_Records for the task_.
--------------------

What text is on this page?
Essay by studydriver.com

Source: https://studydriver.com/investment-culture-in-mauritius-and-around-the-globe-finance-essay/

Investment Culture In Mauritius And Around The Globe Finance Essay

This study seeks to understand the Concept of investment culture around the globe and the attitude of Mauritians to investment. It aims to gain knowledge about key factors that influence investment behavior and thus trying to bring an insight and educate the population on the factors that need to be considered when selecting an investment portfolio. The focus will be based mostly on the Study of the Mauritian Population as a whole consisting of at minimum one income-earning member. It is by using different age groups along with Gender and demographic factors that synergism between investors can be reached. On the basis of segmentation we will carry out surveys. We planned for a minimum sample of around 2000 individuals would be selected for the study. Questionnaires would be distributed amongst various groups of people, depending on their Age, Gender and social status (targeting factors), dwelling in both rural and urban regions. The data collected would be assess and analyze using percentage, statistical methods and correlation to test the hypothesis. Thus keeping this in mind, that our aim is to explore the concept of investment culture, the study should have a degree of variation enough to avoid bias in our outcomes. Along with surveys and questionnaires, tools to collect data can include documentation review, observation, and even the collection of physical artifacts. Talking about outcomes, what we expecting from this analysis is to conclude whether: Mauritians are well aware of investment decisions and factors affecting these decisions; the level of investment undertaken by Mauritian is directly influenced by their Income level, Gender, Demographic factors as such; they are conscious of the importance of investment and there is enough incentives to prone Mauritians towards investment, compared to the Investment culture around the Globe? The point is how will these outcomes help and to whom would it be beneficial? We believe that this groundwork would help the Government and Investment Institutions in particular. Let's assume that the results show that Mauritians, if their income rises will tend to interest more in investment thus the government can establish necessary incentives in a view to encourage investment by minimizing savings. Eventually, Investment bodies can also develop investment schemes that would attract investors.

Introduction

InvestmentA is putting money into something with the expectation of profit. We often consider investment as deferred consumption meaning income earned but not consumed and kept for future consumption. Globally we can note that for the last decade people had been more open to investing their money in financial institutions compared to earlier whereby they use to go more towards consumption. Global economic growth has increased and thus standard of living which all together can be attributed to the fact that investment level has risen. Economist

--------------------

_Work to do_.
Repeat all the entries exactly as given.

_Result_.
What text is on this page?
Essay by studydriver.com

Source: https://studydriver.com/investment-culture-in-mauritius-and-around-the-globe-finance-essay/

Investment Culture In Mauritius And Around The Globe Finance Essay

This study seeks to understand the Concept of investment culture around the globe and the attitude of Mauritians to investment. It aims to gain knowledge about key factors that influence investment behavior and thus trying to bring an insight and educate the population on the factors that need to be considered when selecting an investment portfolio. The focus will be based mostly on the Study of the Mauritian Population as a whole consisting of at minimum one income-earning member. It is by using different age groups along with Gender and demographic factors that synergism between investors can be reached. On the basis of segmentation we will carry out surveys. We planned for a minimum sample of around 2000 individuals would be selected for the study. Questionnaires would be distributed amongst various groups of people, depending on their Age, Gender and social status (targeting factors), dwelling in both rural and urban regions. The data collected would be assess and analyze using percentage, statistical methods and correlation to test the hypothesis. Thus keeping this in mind, that our aim is to explore the concept of investment culture, the study should have a degree of variation enough to avoid bias in our outcomes. Along with surveys and questionnaires, tools to collect data can include documentation review, observation, and even the collection of physical artifacts. Talking about outcomes, what we expecting from this analysis is to conclude whether: Mauritians are well aware of investment decisions and factors affecting these decisions; the level of investment undertaken by Mauritian is directly influenced by their Income level, Gender, Demographic factors as such; they are conscious of the importance of investment and there is enough incentives to prone Mauritians towards investment, compared to the Investment culture around the Globe? The point is how will these outcomes help and to whom would it be beneficial? We believe that this groundwork would help the Government and Investment Institutions in particular. Let's assume that the results show that Mauritians, if their income rises will tend to interest more in investment thus the government can establish necessary incentives in a view to encourage investment by minimizing savings. Eventually, Investment bodies can also develop investment schemes that would attract investors.

Introduction

InvestmentA is putting money into something with the expectation of profit. We often consider investment as deferred consumption meaning income earned but not consumed and kept for future consumption. Globally we can note that for the last decade people had been more open to investing their money in financial institutions compared to earlier whereby they use to go more towards consumption. Global economic growth has increased and thus standard of living which all together can be attributed to the fact that investment level has risen. Economist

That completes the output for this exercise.